### Stored data
# # # #
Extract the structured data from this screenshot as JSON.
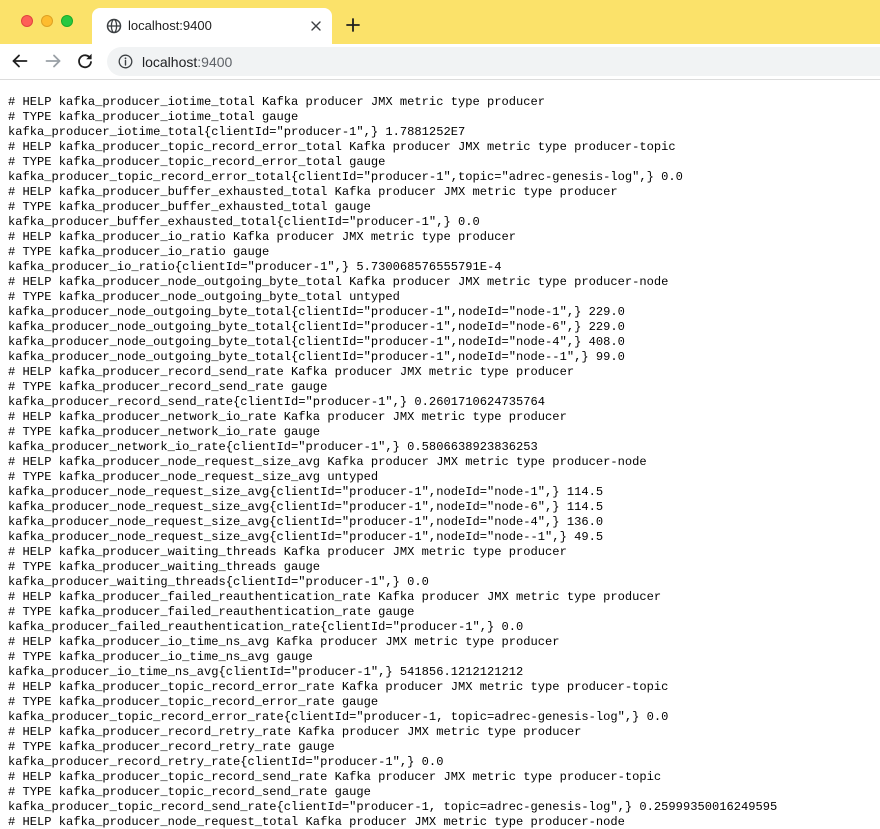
{
  "browser": {
    "tab": {
      "title": "localhost:9400",
      "favicon": "globe-icon"
    },
    "address": {
      "host": "localhost",
      "port": ":9400"
    },
    "colors": {
      "tabstrip": "#fbe26a",
      "close": "#fe5f57",
      "minimize": "#febc2e",
      "maximize": "#28c840"
    }
  },
  "page": {
    "lines": [
      "# HELP kafka_producer_iotime_total Kafka producer JMX metric type producer",
      "# TYPE kafka_producer_iotime_total gauge",
      "kafka_producer_iotime_total{clientId=\"producer-1\",} 1.7881252E7",
      "# HELP kafka_producer_topic_record_error_total Kafka producer JMX metric type producer-topic",
      "# TYPE kafka_producer_topic_record_error_total gauge",
      "kafka_producer_topic_record_error_total{clientId=\"producer-1\",topic=\"adrec-genesis-log\",} 0.0",
      "# HELP kafka_producer_buffer_exhausted_total Kafka producer JMX metric type producer",
      "# TYPE kafka_producer_buffer_exhausted_total gauge",
      "kafka_producer_buffer_exhausted_total{clientId=\"producer-1\",} 0.0",
      "# HELP kafka_producer_io_ratio Kafka producer JMX metric type producer",
      "# TYPE kafka_producer_io_ratio gauge",
      "kafka_producer_io_ratio{clientId=\"producer-1\",} 5.730068576555791E-4",
      "# HELP kafka_producer_node_outgoing_byte_total Kafka producer JMX metric type producer-node",
      "# TYPE kafka_producer_node_outgoing_byte_total untyped",
      "kafka_producer_node_outgoing_byte_total{clientId=\"producer-1\",nodeId=\"node-1\",} 229.0",
      "kafka_producer_node_outgoing_byte_total{clientId=\"producer-1\",nodeId=\"node-6\",} 229.0",
      "kafka_producer_node_outgoing_byte_total{clientId=\"producer-1\",nodeId=\"node-4\",} 408.0",
      "kafka_producer_node_outgoing_byte_total{clientId=\"producer-1\",nodeId=\"node--1\",} 99.0",
      "# HELP kafka_producer_record_send_rate Kafka producer JMX metric type producer",
      "# TYPE kafka_producer_record_send_rate gauge",
      "kafka_producer_record_send_rate{clientId=\"producer-1\",} 0.2601710624735764",
      "# HELP kafka_producer_network_io_rate Kafka producer JMX metric type producer",
      "# TYPE kafka_producer_network_io_rate gauge",
      "kafka_producer_network_io_rate{clientId=\"producer-1\",} 0.5806638923836253",
      "# HELP kafka_producer_node_request_size_avg Kafka producer JMX metric type producer-node",
      "# TYPE kafka_producer_node_request_size_avg untyped",
      "kafka_producer_node_request_size_avg{clientId=\"producer-1\",nodeId=\"node-1\",} 114.5",
      "kafka_producer_node_request_size_avg{clientId=\"producer-1\",nodeId=\"node-6\",} 114.5",
      "kafka_producer_node_request_size_avg{clientId=\"producer-1\",nodeId=\"node-4\",} 136.0",
      "kafka_producer_node_request_size_avg{clientId=\"producer-1\",nodeId=\"node--1\",} 49.5",
      "# HELP kafka_producer_waiting_threads Kafka producer JMX metric type producer",
      "# TYPE kafka_producer_waiting_threads gauge",
      "kafka_producer_waiting_threads{clientId=\"producer-1\",} 0.0",
      "# HELP kafka_producer_failed_reauthentication_rate Kafka producer JMX metric type producer",
      "# TYPE kafka_producer_failed_reauthentication_rate gauge",
      "kafka_producer_failed_reauthentication_rate{clientId=\"producer-1\",} 0.0",
      "# HELP kafka_producer_io_time_ns_avg Kafka producer JMX metric type producer",
      "# TYPE kafka_producer_io_time_ns_avg gauge",
      "kafka_producer_io_time_ns_avg{clientId=\"producer-1\",} 541856.1212121212",
      "# HELP kafka_producer_topic_record_error_rate Kafka producer JMX metric type producer-topic",
      "# TYPE kafka_producer_topic_record_error_rate gauge",
      "kafka_producer_topic_record_error_rate{clientId=\"producer-1, topic=adrec-genesis-log\",} 0.0",
      "# HELP kafka_producer_record_retry_rate Kafka producer JMX metric type producer",
      "# TYPE kafka_producer_record_retry_rate gauge",
      "kafka_producer_record_retry_rate{clientId=\"producer-1\",} 0.0",
      "# HELP kafka_producer_topic_record_send_rate Kafka producer JMX metric type producer-topic",
      "# TYPE kafka_producer_topic_record_send_rate gauge",
      "kafka_producer_topic_record_send_rate{clientId=\"producer-1, topic=adrec-genesis-log\",} 0.25999350016249595",
      "# HELP kafka_producer_node_request_total Kafka producer JMX metric type producer-node"
    ]
  }
}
# # # #
Before writing out the material above, please remove its pictures; everything else stays exact.

Extract the structured data from this screenshot as JSON.
{
  "browser": {
    "tab": {
      "title": "localhost:9400",
      "favicon": "globe-icon"
    },
    "address": {
      "host": "localhost",
      "port": ":9400"
    },
    "colors": {
      "tabstrip": "#fbe26a",
      "close": "#fe5f57",
      "minimize": "#febc2e",
      "maximize": "#28c840"
    }
  },
  "page": {
    "lines": [
      "# HELP kafka_producer_iotime_total Kafka producer JMX metric type producer",
      "# TYPE kafka_producer_iotime_total gauge",
      "kafka_producer_iotime_total{clientId=\"producer-1\",} 1.7881252E7",
      "# HELP kafka_producer_topic_record_error_total Kafka producer JMX metric type producer-topic",
      "# TYPE kafka_producer_topic_record_error_total gauge",
      "kafka_producer_topic_record_error_total{clientId=\"producer-1\",topic=\"adrec-genesis-log\",} 0.0",
      "# HELP kafka_producer_buffer_exhausted_total Kafka producer JMX metric type producer",
      "# TYPE kafka_producer_buffer_exhausted_total gauge",
      "kafka_producer_buffer_exhausted_total{clientId=\"producer-1\",} 0.0",
      "# HELP kafka_producer_io_ratio Kafka producer JMX metric type producer",
      "# TYPE kafka_producer_io_ratio gauge",
      "kafka_producer_io_ratio{clientId=\"producer-1\",} 5.730068576555791E-4",
      "# HELP kafka_producer_node_outgoing_byte_total Kafka producer JMX metric type producer-node",
      "# TYPE kafka_producer_node_outgoing_byte_total untyped",
      "kafka_producer_node_outgoing_byte_total{clientId=\"producer-1\",nodeId=\"node-1\",} 229.0",
      "kafka_producer_node_outgoing_byte_total{clientId=\"producer-1\",nodeId=\"node-6\",} 229.0",
      "kafka_producer_node_outgoing_byte_total{clientId=\"producer-1\",nodeId=\"node-4\",} 408.0",
      "kafka_producer_node_outgoing_byte_total{clientId=\"producer-1\",nodeId=\"node--1\",} 99.0",
      "# HELP kafka_producer_record_send_rate Kafka producer JMX metric type producer",
      "# TYPE kafka_producer_record_send_rate gauge",
      "kafka_producer_record_send_rate{clientId=\"producer-1\",} 0.2601710624735764",
      "# HELP kafka_producer_network_io_rate Kafka producer JMX metric type producer",
      "# TYPE kafka_producer_network_io_rate gauge",
      "kafka_producer_network_io_rate{clientId=\"producer-1\",} 0.5806638923836253",
      "# HELP kafka_producer_node_request_size_avg Kafka producer JMX metric type producer-node",
      "# TYPE kafka_producer_node_request_size_avg untyped",
      "kafka_producer_node_request_size_avg{clientId=\"producer-1\",nodeId=\"node-1\",} 114.5",
      "kafka_producer_node_request_size_avg{clientId=\"producer-1\",nodeId=\"node-6\",} 114.5",
      "kafka_producer_node_request_size_avg{clientId=\"producer-1\",nodeId=\"node-4\",} 136.0",
      "kafka_producer_node_request_size_avg{clientId=\"producer-1\",nodeId=\"node--1\",} 49.5",
      "# HELP kafka_producer_waiting_threads Kafka producer JMX metric type producer",
      "# TYPE kafka_producer_waiting_threads gauge",
      "kafka_producer_waiting_threads{clientId=\"producer-1\",} 0.0",
      "# HELP kafka_producer_failed_reauthentication_rate Kafka producer JMX metric type producer",
      "# TYPE kafka_producer_failed_reauthentication_rate gauge",
      "kafka_producer_failed_reauthentication_rate{clientId=\"producer-1\",} 0.0",
      "# HELP kafka_producer_io_time_ns_avg Kafka producer JMX metric type producer",
      "# TYPE kafka_producer_io_time_ns_avg gauge",
      "kafka_producer_io_time_ns_avg{clientId=\"producer-1\",} 541856.1212121212",
      "# HELP kafka_producer_topic_record_error_rate Kafka producer JMX metric type producer-topic",
      "# TYPE kafka_producer_topic_record_error_rate gauge",
      "kafka_producer_topic_record_error_rate{clientId=\"producer-1, topic=adrec-genesis-log\",} 0.0",
      "# HELP kafka_producer_record_retry_rate Kafka producer JMX metric type producer",
      "# TYPE kafka_producer_record_retry_rate gauge",
      "kafka_producer_record_retry_rate{clientId=\"producer-1\",} 0.0",
      "# HELP kafka_producer_topic_record_send_rate Kafka producer JMX metric type producer-topic",
      "# TYPE kafka_producer_topic_record_send_rate gauge",
      "kafka_producer_topic_record_send_rate{clientId=\"producer-1, topic=adrec-genesis-log\",} 0.25999350016249595",
      "# HELP kafka_producer_node_request_total Kafka producer JMX metric type producer-node"
    ]
  }
}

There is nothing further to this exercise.